YOUR GOAL:
Pick out every line with the word "title" and copy it.

EXTRACTED MATERIAL:
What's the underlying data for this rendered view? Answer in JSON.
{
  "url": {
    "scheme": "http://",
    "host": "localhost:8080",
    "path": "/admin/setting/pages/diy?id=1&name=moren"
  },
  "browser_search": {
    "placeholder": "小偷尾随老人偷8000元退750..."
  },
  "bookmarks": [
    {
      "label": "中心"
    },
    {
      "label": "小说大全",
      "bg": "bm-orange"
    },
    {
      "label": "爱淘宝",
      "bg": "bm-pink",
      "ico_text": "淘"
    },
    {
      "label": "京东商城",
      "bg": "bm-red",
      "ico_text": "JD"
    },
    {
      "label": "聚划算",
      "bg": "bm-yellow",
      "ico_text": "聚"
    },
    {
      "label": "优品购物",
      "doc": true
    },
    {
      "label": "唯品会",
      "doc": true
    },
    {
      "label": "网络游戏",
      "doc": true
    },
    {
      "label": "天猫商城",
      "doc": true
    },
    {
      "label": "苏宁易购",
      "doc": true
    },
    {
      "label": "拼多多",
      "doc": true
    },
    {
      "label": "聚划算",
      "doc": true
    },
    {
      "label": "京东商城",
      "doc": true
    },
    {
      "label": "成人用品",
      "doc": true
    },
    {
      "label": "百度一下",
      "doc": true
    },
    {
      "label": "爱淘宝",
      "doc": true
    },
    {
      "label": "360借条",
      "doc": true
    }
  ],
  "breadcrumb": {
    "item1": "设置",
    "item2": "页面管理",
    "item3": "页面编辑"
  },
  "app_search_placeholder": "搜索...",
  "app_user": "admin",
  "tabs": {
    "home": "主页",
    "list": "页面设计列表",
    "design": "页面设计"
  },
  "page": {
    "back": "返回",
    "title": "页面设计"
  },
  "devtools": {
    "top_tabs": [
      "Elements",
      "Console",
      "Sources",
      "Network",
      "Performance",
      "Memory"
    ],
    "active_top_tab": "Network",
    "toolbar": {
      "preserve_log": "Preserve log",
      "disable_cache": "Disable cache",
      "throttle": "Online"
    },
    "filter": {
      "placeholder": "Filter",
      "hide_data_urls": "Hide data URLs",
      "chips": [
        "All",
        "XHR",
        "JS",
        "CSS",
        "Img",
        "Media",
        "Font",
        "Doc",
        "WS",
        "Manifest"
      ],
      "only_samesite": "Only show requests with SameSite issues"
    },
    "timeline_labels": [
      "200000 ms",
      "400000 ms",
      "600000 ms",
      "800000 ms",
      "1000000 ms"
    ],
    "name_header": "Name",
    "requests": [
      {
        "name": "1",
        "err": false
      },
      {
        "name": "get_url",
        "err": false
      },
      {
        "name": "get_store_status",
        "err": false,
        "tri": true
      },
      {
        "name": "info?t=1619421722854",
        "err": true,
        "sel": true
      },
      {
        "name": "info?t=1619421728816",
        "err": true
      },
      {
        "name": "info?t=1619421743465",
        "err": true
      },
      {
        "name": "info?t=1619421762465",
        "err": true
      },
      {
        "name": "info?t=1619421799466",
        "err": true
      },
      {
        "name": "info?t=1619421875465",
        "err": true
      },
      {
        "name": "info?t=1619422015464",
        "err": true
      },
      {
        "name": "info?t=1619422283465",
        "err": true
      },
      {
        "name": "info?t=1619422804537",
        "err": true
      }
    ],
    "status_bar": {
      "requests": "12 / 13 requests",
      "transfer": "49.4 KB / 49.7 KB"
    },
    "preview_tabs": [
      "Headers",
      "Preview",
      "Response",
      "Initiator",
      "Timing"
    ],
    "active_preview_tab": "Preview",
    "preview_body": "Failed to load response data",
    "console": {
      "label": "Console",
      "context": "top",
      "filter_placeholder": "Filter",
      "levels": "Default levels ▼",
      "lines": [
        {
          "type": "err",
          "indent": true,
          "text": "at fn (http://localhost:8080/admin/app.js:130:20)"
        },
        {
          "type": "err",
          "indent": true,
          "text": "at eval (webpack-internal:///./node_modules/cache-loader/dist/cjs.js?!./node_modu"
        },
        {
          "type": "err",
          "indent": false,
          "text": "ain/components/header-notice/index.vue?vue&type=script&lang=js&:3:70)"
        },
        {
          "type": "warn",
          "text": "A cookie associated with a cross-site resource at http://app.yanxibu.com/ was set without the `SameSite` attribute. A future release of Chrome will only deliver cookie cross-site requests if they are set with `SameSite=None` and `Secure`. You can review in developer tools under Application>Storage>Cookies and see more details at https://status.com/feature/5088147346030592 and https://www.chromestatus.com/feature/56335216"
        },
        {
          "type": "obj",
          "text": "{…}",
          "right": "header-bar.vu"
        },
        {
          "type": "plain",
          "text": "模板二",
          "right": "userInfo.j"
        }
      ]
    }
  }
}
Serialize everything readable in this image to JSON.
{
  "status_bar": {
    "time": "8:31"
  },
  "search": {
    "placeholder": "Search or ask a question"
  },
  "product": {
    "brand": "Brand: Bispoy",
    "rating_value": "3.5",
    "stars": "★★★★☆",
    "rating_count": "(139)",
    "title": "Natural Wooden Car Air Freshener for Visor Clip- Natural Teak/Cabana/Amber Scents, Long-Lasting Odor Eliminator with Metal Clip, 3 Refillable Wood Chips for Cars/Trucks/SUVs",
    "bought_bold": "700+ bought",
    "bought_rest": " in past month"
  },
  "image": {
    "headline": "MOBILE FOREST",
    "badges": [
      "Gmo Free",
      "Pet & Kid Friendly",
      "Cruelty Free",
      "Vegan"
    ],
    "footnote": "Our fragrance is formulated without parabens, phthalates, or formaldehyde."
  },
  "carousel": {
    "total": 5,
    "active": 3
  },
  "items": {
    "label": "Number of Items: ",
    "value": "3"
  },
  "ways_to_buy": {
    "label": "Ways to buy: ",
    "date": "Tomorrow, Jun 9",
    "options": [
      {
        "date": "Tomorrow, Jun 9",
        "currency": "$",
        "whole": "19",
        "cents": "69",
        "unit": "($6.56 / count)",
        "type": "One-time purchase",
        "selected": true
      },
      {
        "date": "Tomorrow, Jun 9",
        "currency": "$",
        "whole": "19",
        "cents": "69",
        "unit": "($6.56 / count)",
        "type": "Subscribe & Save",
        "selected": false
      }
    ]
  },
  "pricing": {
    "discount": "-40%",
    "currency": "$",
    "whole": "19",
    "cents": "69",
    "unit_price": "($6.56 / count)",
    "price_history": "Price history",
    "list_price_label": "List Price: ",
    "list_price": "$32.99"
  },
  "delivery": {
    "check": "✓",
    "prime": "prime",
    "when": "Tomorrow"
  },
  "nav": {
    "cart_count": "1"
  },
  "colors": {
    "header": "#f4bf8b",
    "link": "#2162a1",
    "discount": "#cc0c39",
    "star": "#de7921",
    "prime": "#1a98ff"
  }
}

COMPLETE RESPONSE:
    "title": "页面设计"
    "title": "Natural Wooden Car Air Freshener for Visor Clip- Natural Teak/Cabana/Amber Scents, Long-Lasting Odor Eliminator with Metal Clip, 3 Refillable Wood Chips for Cars/Trucks/SUVs",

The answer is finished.